## BEGIN DATASET RECORDS
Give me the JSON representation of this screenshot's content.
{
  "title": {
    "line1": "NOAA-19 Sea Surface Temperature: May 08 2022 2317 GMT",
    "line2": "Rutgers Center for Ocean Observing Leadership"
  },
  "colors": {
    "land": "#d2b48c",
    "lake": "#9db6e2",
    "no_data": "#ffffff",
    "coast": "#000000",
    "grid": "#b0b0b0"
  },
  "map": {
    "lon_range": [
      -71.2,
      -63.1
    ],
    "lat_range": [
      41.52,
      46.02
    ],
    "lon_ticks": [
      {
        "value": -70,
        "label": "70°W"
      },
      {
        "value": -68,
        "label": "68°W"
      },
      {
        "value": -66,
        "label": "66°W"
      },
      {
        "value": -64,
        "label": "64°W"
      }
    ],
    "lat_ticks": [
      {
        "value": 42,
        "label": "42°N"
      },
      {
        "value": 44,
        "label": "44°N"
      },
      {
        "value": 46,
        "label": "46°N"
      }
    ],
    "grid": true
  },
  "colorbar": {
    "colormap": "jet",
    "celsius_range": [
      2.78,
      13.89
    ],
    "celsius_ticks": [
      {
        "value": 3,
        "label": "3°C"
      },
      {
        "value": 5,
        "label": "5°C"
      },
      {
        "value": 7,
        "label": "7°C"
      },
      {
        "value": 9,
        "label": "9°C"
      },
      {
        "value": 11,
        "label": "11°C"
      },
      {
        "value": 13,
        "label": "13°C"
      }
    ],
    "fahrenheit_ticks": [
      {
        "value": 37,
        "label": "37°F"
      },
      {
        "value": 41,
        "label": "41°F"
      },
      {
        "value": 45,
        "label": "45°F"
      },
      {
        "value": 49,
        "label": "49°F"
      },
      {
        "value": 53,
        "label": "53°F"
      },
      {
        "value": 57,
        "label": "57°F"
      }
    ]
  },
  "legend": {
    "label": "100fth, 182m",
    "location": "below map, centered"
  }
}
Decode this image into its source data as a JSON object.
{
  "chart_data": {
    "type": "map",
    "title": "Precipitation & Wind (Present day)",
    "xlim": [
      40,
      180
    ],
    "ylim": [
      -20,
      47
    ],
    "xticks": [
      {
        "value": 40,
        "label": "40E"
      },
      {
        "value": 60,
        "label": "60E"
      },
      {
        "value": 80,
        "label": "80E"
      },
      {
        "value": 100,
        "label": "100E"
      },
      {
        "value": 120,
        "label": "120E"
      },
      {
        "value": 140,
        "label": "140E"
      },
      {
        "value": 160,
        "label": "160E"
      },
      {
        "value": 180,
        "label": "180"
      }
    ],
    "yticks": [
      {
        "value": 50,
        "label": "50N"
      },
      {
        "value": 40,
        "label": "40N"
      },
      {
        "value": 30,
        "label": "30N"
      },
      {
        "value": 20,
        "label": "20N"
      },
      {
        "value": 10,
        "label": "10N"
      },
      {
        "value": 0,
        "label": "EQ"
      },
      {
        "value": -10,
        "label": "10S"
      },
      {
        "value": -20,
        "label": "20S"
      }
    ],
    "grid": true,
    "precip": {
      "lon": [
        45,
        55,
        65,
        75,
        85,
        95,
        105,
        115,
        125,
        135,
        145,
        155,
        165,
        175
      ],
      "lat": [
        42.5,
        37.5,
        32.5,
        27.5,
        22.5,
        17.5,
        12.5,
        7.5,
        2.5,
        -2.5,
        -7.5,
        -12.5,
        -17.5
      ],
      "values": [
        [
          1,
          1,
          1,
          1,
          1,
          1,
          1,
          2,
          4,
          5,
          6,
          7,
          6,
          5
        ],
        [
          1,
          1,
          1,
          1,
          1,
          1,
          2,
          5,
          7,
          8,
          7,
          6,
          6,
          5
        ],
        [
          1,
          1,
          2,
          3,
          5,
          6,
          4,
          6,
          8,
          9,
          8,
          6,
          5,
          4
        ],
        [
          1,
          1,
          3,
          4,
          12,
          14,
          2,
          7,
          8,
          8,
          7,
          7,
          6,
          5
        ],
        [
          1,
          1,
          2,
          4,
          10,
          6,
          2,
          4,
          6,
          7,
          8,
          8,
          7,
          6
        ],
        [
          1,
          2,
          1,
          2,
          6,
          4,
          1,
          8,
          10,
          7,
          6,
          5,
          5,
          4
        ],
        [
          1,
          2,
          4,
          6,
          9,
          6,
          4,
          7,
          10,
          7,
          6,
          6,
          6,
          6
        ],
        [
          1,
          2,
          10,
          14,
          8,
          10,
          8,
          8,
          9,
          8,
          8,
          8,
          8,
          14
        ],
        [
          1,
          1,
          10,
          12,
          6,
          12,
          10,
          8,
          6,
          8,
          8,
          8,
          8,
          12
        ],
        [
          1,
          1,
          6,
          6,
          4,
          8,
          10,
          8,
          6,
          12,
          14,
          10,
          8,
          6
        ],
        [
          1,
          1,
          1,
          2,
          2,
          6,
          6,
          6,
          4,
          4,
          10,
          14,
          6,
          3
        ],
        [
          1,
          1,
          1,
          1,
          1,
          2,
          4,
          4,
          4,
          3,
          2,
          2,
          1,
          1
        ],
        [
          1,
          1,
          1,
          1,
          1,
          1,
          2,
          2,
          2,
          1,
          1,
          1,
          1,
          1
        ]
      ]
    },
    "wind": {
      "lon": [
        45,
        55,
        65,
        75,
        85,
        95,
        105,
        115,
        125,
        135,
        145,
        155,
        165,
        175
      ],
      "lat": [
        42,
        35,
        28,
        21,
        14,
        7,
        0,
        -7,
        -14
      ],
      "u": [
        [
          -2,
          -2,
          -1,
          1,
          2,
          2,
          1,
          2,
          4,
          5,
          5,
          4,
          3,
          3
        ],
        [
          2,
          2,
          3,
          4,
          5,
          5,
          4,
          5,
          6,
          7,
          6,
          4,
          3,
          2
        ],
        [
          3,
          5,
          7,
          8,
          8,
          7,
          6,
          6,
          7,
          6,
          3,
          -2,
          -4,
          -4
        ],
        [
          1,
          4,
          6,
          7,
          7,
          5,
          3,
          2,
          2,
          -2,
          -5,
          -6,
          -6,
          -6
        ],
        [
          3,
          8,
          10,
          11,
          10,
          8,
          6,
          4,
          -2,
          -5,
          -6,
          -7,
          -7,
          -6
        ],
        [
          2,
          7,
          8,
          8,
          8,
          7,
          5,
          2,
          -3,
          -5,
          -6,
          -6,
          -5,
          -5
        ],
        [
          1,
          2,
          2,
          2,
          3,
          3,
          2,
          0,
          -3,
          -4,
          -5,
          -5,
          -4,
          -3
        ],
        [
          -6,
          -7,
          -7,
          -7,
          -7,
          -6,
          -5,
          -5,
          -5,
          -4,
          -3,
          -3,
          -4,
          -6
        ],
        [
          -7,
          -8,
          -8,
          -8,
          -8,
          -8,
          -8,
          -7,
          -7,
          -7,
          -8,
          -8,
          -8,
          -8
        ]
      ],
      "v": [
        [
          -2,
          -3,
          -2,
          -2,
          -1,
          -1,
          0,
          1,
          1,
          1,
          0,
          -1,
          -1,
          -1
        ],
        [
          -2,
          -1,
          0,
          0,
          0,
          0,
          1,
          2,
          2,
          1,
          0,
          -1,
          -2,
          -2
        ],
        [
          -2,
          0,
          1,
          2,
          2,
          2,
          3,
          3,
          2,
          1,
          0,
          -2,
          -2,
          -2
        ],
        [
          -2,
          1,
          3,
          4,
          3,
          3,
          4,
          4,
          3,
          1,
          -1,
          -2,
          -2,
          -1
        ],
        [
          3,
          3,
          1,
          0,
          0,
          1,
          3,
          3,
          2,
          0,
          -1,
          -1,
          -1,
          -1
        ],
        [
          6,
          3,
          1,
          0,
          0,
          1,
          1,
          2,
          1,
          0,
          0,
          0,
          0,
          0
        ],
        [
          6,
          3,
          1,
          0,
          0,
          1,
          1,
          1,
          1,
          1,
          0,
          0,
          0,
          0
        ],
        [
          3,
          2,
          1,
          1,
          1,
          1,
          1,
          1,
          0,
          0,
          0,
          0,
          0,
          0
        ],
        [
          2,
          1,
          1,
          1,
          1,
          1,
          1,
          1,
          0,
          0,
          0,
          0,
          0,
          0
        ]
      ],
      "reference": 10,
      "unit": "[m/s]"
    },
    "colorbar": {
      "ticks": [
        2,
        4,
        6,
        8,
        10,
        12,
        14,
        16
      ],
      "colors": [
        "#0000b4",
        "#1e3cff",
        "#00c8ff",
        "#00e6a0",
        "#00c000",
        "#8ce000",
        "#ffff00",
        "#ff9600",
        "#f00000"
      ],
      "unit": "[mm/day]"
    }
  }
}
## END DATASET RECORDS
EXERCISE INSTRUCTIONS: Which lines hold the word "JSON"? Return all of them from the records above.

WRITTEN SOLUTION:
Give me the JSON representation of this screenshot's content.
Decode this image into its source data as a JSON object.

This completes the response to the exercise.